## BEGIN
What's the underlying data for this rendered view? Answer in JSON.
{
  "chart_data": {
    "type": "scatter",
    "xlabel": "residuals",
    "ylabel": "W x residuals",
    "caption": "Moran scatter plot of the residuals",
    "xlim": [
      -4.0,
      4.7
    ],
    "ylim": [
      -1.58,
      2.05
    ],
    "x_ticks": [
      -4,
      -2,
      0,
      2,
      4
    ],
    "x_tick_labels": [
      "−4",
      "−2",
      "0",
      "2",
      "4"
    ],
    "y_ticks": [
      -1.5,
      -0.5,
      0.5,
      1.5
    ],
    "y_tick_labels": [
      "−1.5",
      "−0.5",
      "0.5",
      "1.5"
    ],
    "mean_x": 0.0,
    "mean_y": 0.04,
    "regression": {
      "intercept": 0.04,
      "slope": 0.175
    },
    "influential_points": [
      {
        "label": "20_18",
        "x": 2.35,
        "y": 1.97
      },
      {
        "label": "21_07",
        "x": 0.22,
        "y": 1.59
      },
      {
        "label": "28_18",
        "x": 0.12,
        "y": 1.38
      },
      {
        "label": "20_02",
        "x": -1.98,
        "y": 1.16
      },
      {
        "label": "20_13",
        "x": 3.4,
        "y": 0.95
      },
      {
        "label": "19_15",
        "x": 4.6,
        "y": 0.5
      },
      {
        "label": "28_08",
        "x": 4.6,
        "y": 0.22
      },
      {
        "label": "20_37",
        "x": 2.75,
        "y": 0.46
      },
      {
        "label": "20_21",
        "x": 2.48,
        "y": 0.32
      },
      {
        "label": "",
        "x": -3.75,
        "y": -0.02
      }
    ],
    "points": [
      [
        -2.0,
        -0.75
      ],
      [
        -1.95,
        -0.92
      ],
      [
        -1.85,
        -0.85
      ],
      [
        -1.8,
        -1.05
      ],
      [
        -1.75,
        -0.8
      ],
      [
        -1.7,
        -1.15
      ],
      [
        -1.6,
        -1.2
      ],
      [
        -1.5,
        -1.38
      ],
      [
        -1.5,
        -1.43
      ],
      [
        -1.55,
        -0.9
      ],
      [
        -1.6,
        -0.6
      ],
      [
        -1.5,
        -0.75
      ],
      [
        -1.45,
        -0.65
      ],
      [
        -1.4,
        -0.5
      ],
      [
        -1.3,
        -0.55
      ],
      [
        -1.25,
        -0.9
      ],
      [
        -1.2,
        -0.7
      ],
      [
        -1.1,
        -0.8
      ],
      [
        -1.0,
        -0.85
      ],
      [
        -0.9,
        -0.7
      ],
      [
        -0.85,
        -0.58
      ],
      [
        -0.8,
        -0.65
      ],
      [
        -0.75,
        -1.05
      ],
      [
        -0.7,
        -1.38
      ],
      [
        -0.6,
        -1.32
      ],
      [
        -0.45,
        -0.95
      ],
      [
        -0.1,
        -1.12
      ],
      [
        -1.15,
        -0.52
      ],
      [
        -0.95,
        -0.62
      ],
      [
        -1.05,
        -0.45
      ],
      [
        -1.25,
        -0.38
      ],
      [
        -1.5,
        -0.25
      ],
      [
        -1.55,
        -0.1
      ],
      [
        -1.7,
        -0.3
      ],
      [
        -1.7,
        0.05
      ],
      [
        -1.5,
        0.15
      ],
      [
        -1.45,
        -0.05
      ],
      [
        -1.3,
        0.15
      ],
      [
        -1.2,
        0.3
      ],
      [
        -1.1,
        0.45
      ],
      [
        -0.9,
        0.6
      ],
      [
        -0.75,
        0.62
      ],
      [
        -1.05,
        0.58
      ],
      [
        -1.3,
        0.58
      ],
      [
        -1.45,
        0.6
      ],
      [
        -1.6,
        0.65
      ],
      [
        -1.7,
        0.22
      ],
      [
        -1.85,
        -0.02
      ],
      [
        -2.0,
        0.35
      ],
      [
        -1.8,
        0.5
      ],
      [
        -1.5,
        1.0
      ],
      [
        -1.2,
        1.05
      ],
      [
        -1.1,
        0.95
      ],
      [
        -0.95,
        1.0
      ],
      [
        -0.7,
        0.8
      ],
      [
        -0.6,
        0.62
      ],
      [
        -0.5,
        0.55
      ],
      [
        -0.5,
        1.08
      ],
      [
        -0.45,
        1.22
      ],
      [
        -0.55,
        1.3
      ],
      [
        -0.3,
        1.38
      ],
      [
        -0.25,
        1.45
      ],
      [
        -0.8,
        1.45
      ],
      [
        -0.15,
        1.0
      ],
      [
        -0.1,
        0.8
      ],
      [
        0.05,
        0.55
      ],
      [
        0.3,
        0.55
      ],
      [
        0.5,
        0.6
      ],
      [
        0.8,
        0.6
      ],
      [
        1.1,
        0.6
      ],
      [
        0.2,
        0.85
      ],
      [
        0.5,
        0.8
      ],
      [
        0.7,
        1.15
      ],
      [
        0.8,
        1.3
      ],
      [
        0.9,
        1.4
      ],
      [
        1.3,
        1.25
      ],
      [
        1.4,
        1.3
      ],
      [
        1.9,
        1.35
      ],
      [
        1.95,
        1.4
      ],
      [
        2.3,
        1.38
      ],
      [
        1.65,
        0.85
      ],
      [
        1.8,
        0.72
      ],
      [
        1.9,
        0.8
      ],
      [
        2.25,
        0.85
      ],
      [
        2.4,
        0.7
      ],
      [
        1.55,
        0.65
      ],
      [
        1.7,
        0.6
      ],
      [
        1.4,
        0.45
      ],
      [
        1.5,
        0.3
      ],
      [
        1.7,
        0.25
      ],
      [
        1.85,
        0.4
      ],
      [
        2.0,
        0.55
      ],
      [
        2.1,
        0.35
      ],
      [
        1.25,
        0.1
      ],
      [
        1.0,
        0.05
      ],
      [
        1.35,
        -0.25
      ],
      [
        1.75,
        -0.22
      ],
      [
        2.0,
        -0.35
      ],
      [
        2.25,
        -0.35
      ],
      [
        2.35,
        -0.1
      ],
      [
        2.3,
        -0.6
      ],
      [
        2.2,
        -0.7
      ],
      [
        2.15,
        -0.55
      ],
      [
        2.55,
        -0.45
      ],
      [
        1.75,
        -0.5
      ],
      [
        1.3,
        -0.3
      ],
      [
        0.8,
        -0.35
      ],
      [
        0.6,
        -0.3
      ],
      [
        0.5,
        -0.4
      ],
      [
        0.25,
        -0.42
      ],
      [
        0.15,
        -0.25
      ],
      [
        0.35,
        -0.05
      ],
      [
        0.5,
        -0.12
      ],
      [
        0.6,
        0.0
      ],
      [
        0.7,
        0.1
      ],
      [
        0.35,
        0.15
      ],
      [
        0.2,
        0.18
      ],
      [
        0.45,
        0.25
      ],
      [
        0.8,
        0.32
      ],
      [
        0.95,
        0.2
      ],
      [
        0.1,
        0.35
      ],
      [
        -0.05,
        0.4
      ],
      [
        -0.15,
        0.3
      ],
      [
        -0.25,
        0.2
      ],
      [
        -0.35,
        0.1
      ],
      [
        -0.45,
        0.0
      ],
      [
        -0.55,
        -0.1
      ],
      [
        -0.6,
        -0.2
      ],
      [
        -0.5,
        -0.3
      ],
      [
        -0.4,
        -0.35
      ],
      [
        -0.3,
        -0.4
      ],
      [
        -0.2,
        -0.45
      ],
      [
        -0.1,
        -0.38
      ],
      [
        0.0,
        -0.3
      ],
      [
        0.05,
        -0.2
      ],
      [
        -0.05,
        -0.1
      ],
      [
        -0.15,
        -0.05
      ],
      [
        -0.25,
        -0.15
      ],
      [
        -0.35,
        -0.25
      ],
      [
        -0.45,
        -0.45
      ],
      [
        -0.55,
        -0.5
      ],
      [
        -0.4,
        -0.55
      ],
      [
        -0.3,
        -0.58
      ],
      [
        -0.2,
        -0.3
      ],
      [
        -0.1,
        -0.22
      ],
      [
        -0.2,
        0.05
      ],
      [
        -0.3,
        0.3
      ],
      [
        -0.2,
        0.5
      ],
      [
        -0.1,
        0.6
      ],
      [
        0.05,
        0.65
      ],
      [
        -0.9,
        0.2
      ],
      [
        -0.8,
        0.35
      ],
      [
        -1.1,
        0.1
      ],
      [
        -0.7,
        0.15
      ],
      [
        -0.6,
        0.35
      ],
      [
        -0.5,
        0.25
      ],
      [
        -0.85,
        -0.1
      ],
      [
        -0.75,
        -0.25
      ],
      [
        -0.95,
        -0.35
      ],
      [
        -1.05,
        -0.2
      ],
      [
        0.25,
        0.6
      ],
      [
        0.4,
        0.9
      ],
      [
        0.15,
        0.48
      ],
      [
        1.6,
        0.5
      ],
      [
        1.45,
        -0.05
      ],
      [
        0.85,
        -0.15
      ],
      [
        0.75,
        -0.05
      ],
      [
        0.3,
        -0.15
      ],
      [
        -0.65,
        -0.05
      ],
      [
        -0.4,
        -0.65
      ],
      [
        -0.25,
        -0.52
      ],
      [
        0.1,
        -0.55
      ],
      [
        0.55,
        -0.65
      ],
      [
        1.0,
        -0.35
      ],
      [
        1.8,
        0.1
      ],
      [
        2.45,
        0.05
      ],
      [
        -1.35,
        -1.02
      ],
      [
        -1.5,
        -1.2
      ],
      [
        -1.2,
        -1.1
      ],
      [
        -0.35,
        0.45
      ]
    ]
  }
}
## END
• **Challenge**: Give only the number of lines that include the word "scatter".

• **The output**: 2